Instructions to follow
Single out the lines of the material that contain "title" and copy them.

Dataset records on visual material
※
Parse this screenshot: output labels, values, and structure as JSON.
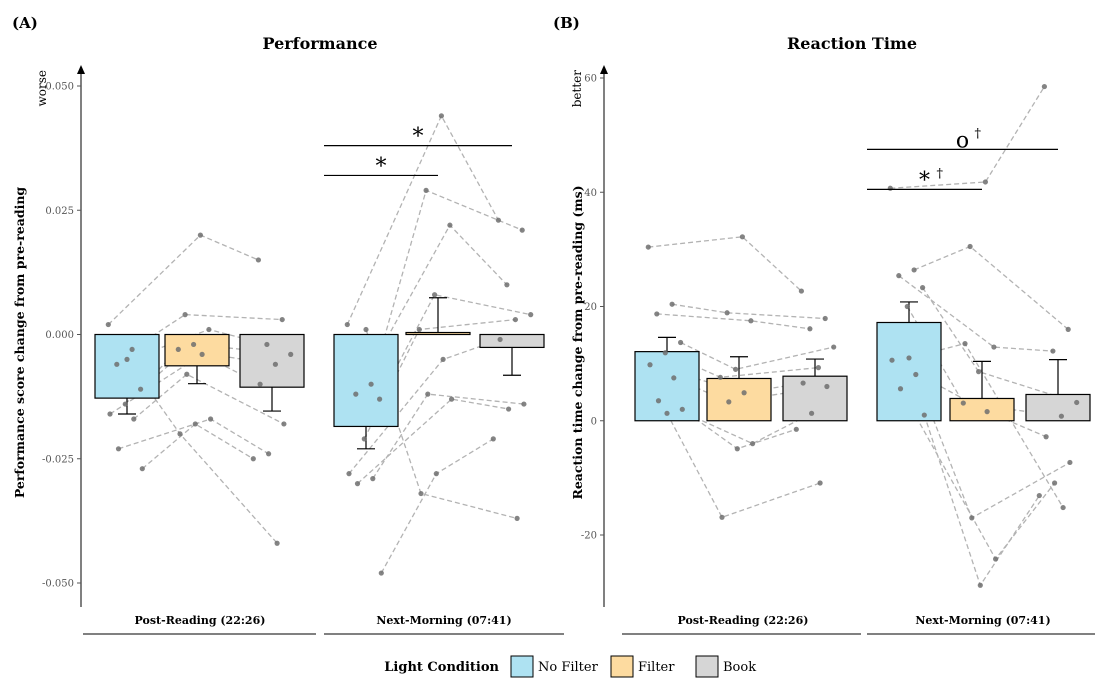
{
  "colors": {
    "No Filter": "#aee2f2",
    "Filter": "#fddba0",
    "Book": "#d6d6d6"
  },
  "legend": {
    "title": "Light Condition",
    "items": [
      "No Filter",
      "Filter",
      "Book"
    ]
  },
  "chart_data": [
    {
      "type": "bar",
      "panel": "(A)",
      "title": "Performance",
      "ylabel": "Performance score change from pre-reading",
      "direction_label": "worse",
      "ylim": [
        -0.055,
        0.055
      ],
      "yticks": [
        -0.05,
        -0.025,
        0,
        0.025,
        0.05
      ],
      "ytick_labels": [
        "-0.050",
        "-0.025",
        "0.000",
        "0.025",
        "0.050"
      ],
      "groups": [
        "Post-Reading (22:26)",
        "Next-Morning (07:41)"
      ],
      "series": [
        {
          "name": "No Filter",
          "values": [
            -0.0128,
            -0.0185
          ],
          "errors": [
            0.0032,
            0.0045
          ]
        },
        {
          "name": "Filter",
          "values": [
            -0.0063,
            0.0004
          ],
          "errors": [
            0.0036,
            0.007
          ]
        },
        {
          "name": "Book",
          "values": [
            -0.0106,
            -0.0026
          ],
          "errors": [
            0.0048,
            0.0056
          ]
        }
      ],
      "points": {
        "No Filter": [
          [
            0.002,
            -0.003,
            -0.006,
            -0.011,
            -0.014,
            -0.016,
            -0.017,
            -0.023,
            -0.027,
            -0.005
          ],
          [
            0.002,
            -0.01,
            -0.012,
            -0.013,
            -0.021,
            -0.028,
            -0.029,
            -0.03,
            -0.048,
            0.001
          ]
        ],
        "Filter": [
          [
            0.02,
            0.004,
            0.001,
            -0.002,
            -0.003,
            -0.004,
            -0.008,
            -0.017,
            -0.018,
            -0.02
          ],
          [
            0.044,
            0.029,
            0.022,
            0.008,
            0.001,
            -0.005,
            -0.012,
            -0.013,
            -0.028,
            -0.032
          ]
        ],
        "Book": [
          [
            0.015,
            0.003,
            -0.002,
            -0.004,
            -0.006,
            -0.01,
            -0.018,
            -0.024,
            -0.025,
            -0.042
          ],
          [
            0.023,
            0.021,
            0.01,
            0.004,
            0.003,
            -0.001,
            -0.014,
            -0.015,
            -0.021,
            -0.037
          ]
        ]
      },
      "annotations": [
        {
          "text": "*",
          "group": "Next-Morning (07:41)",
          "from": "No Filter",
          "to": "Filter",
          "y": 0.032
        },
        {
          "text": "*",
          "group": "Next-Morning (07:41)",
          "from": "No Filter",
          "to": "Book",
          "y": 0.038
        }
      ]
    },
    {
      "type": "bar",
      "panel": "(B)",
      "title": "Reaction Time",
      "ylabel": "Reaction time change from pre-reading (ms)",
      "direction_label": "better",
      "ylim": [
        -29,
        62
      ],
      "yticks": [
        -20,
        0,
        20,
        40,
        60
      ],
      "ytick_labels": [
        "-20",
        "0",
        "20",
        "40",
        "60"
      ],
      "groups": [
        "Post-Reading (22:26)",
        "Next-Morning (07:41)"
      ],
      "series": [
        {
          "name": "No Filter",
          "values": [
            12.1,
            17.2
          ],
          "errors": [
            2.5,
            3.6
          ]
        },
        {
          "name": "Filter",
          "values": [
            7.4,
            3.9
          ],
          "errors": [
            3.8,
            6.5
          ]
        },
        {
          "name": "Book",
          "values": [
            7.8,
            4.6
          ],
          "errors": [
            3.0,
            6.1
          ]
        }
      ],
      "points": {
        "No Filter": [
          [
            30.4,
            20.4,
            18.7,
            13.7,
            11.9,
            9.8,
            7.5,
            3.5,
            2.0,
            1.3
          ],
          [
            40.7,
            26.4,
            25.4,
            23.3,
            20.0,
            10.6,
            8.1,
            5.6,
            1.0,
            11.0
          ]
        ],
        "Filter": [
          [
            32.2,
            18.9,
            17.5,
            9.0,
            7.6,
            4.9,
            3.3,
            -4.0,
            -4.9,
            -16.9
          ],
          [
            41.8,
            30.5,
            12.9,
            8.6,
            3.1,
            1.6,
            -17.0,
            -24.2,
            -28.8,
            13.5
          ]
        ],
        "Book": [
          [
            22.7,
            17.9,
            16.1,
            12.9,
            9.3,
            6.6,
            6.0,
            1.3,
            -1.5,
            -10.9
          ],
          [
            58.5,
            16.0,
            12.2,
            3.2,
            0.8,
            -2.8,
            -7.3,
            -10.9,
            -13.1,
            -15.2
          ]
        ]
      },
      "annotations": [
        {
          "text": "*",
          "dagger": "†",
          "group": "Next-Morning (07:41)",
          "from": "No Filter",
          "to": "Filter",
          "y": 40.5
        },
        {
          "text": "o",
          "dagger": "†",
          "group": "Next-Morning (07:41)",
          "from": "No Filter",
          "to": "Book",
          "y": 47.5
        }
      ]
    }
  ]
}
※
Solution to the exercise
    "title": "Light Condition",
      "title": "Performance",
      "title": "Reaction Time",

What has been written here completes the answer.